Copy out, unchanged, every line of the items below, from the very first line through the line containing "Identify all the", including that line. Leave the pictures out.
** Start of Material for this task **
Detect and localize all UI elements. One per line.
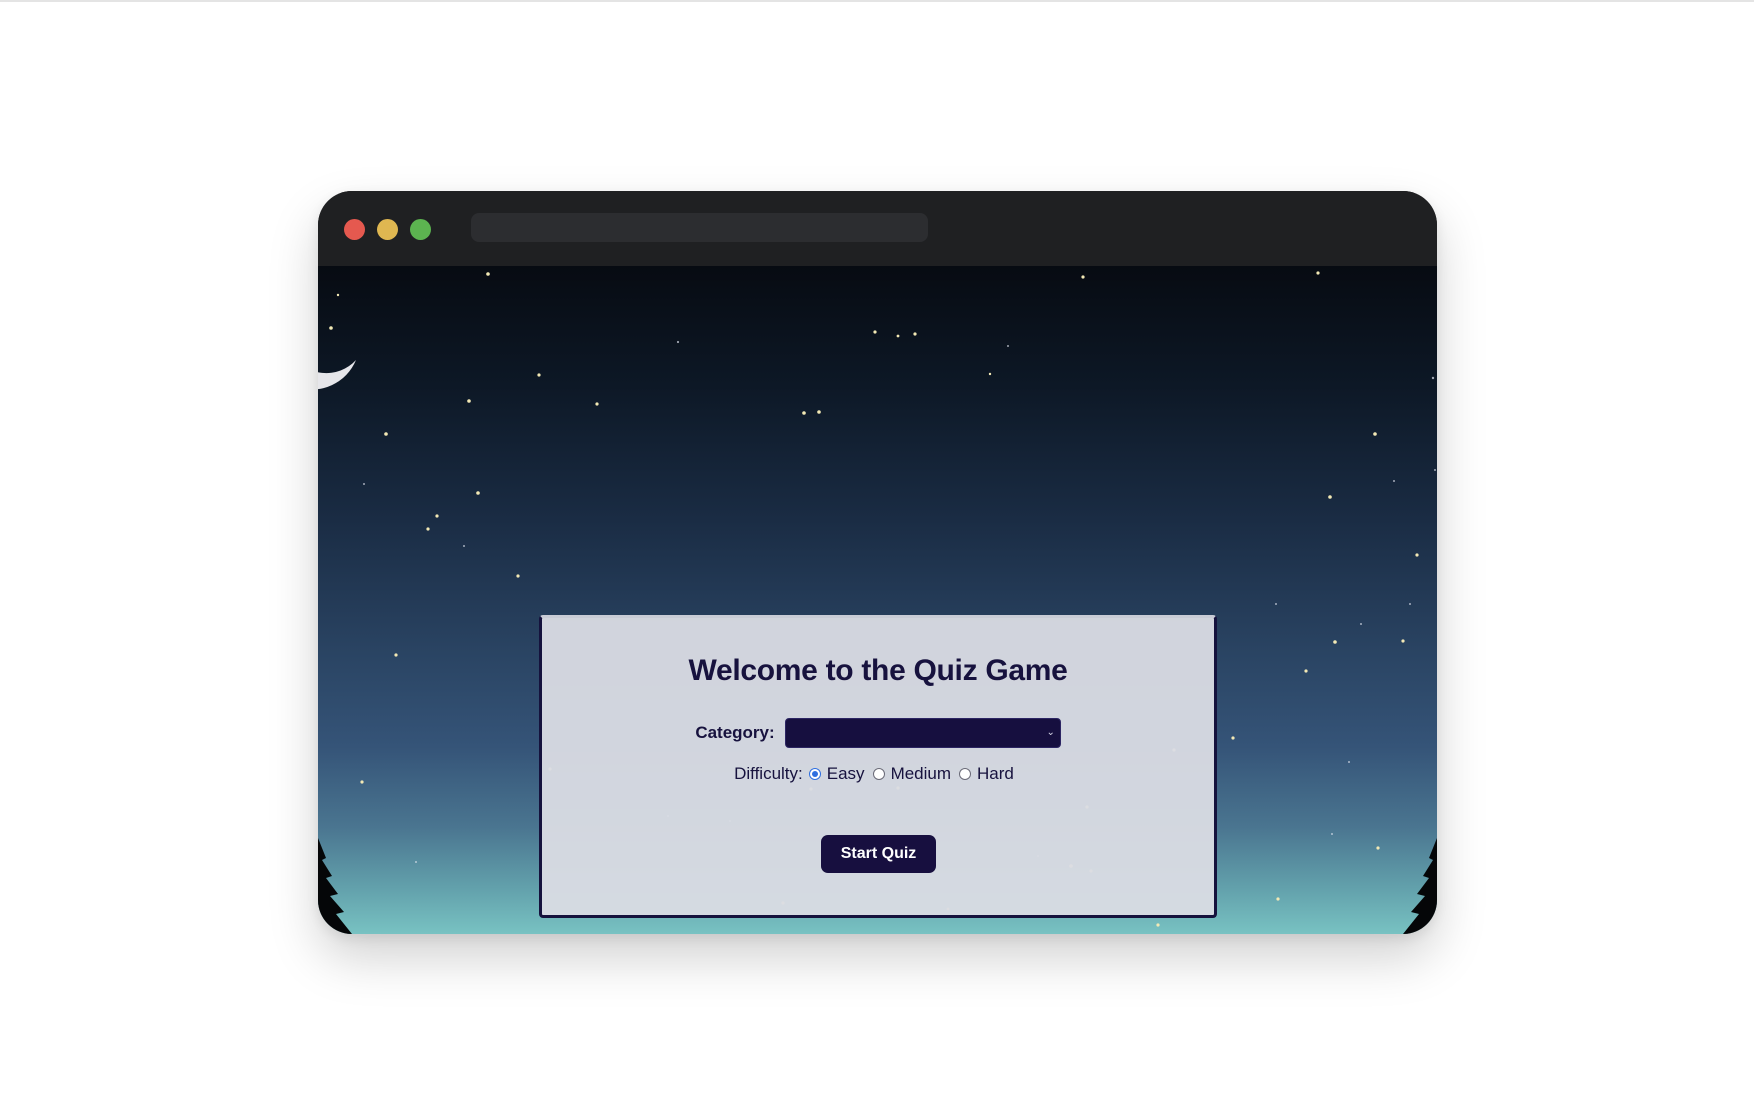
radio-hard[interactable] bbox=[959, 768, 972, 780]
maximize-window-button[interactable] bbox=[410, 219, 431, 240]
pine-tree-icon bbox=[1403, 838, 1437, 934]
radio-easy[interactable] bbox=[808, 768, 821, 780]
difficulty-row: Difficulty: Easy Medium Hard bbox=[542, 764, 1214, 784]
difficulty-option-medium[interactable]: Medium bbox=[872, 764, 952, 784]
top-divider bbox=[0, 0, 1754, 2]
start-quiz-button[interactable]: Start Quiz bbox=[821, 835, 936, 873]
close-window-button[interactable] bbox=[344, 219, 365, 240]
pine-tree-icon bbox=[318, 838, 352, 934]
address-bar[interactable] bbox=[471, 213, 928, 242]
difficulty-option-hard[interactable]: Hard bbox=[959, 764, 1014, 784]
category-select[interactable]: ⌄ bbox=[784, 718, 1061, 748]
category-label: Category: bbox=[695, 723, 775, 742]
browser-window: Welcome to the Quiz Game Category: ⌄ Dif… bbox=[318, 191, 1437, 934]
difficulty-option-easy[interactable]: Easy bbox=[808, 764, 865, 784]
category-row: Category: ⌄ bbox=[542, 718, 1214, 748]
quiz-setup-card: Welcome to the Quiz Game Category: ⌄ Dif… bbox=[539, 615, 1217, 918]
window-titlebar bbox=[318, 191, 1437, 266]
difficulty-option-label: Medium bbox=[890, 764, 952, 783]
night-sky-background: Welcome to the Quiz Game Category: ⌄ Dif… bbox=[318, 266, 1437, 934]
difficulty-label: Difficulty: bbox=[734, 764, 803, 783]
page-title: Welcome to the Quiz Game bbox=[688, 654, 1068, 687]
chevron-down-icon: ⌄ bbox=[1046, 727, 1055, 738]
radio-medium[interactable] bbox=[872, 768, 885, 780]
minimize-window-button[interactable] bbox=[377, 219, 398, 240]
crescent-moon-icon bbox=[318, 294, 356, 390]
difficulty-option-label: Hard bbox=[977, 764, 1014, 783]
difficulty-option-label: Easy bbox=[826, 764, 865, 783]
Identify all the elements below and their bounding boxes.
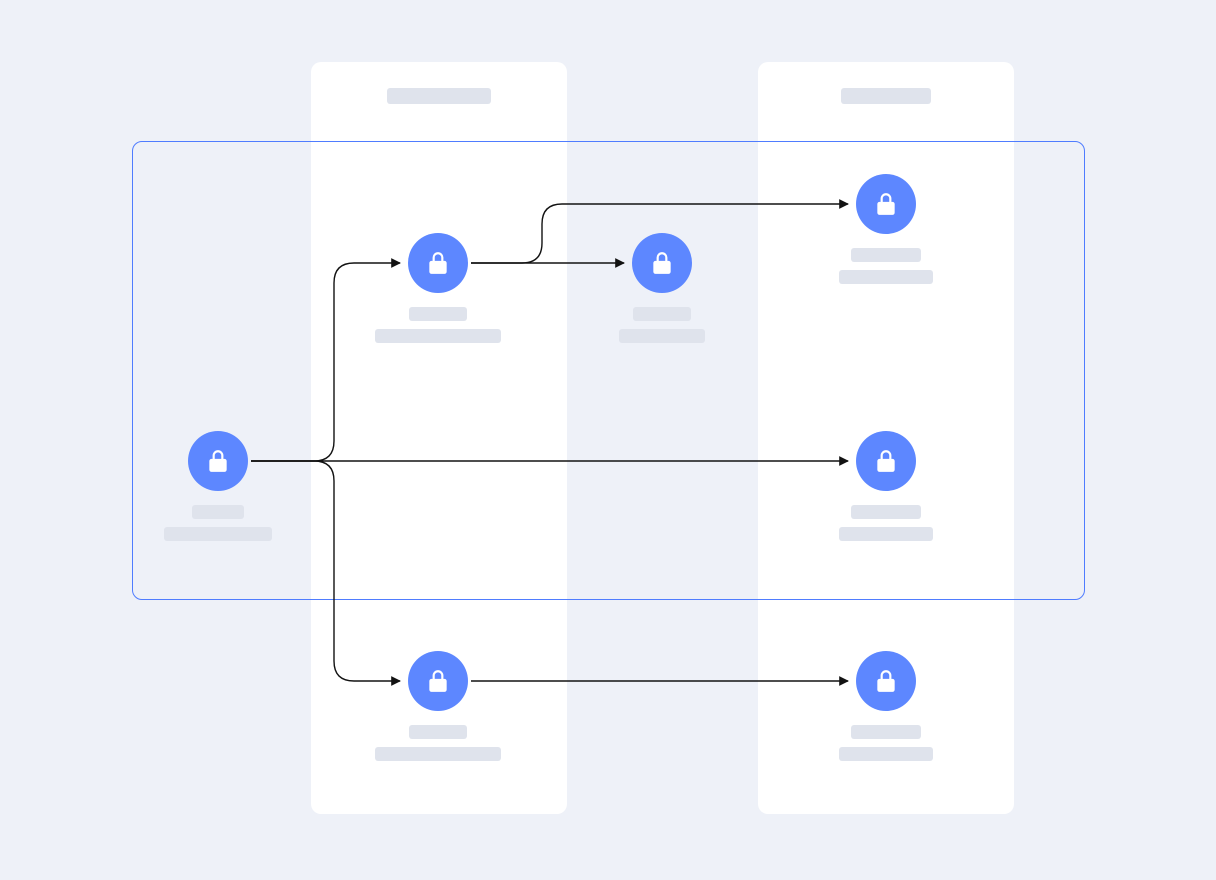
node-text-placeholder <box>409 725 467 739</box>
lock-icon <box>649 250 675 276</box>
node-text-placeholder <box>851 505 921 519</box>
lock-node <box>408 651 468 711</box>
column-header-placeholder <box>387 88 491 104</box>
node-text-placeholder <box>375 747 501 761</box>
lock-node <box>856 431 916 491</box>
node-text-placeholder <box>851 725 921 739</box>
lock-node <box>408 233 468 293</box>
column-header-placeholder <box>841 88 931 104</box>
node-text-placeholder <box>633 307 691 321</box>
node-text-placeholder <box>839 527 933 541</box>
lock-node <box>188 431 248 491</box>
lock-node <box>632 233 692 293</box>
node-text-placeholder <box>409 307 467 321</box>
lock-node <box>856 651 916 711</box>
lock-icon <box>873 448 899 474</box>
selection-box <box>132 141 1085 600</box>
lock-icon <box>873 191 899 217</box>
lock-icon <box>425 250 451 276</box>
lock-node <box>856 174 916 234</box>
node-text-placeholder <box>851 248 921 262</box>
node-text-placeholder <box>164 527 272 541</box>
node-text-placeholder <box>619 329 705 343</box>
node-text-placeholder <box>192 505 244 519</box>
lock-icon <box>425 668 451 694</box>
node-text-placeholder <box>839 270 933 284</box>
lock-icon <box>873 668 899 694</box>
node-text-placeholder <box>375 329 501 343</box>
node-text-placeholder <box>839 747 933 761</box>
lock-icon <box>205 448 231 474</box>
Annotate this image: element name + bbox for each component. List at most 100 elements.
** End of Material for this task **
Full output
Detect and localize all UI elements. One per line.
radio-hard[interactable] bbox=[959, 768, 972, 780]
maximize-window-button[interactable] bbox=[410, 219, 431, 240]
pine-tree-icon bbox=[1403, 838, 1437, 934]
radio-easy[interactable] bbox=[808, 768, 821, 780]
difficulty-row: Difficulty: Easy Medium Hard bbox=[542, 764, 1214, 784]
difficulty-option-medium[interactable]: Medium bbox=[872, 764, 952, 784]
top-divider bbox=[0, 0, 1754, 2]
start-quiz-button[interactable]: Start Quiz bbox=[821, 835, 936, 873]
close-window-button[interactable] bbox=[344, 219, 365, 240]
pine-tree-icon bbox=[318, 838, 352, 934]
address-bar[interactable] bbox=[471, 213, 928, 242]
difficulty-option-hard[interactable]: Hard bbox=[959, 764, 1014, 784]
category-select[interactable]: ⌄ bbox=[784, 718, 1061, 748]
category-label: Category: bbox=[695, 723, 775, 742]
browser-window: Welcome to the Quiz Game Category: ⌄ Dif… bbox=[318, 191, 1437, 934]
difficulty-option-easy[interactable]: Easy bbox=[808, 764, 865, 784]
category-row: Category: ⌄ bbox=[542, 718, 1214, 748]
quiz-setup-card: Welcome to the Quiz Game Category: ⌄ Dif… bbox=[539, 615, 1217, 918]
window-titlebar bbox=[318, 191, 1437, 266]
difficulty-option-label: Medium bbox=[890, 764, 952, 783]
night-sky-background: Welcome to the Quiz Game Category: ⌄ Dif… bbox=[318, 266, 1437, 934]
difficulty-label: Difficulty: bbox=[734, 764, 803, 783]
page-title: Welcome to the Quiz Game bbox=[688, 654, 1068, 687]
chevron-down-icon: ⌄ bbox=[1046, 727, 1055, 738]
radio-medium[interactable] bbox=[872, 768, 885, 780]
minimize-window-button[interactable] bbox=[377, 219, 398, 240]
crescent-moon-icon bbox=[318, 294, 356, 390]
difficulty-option-label: Hard bbox=[977, 764, 1014, 783]
difficulty-option-label: Easy bbox=[826, 764, 865, 783]
Identify all the elements below and their bounding boxes.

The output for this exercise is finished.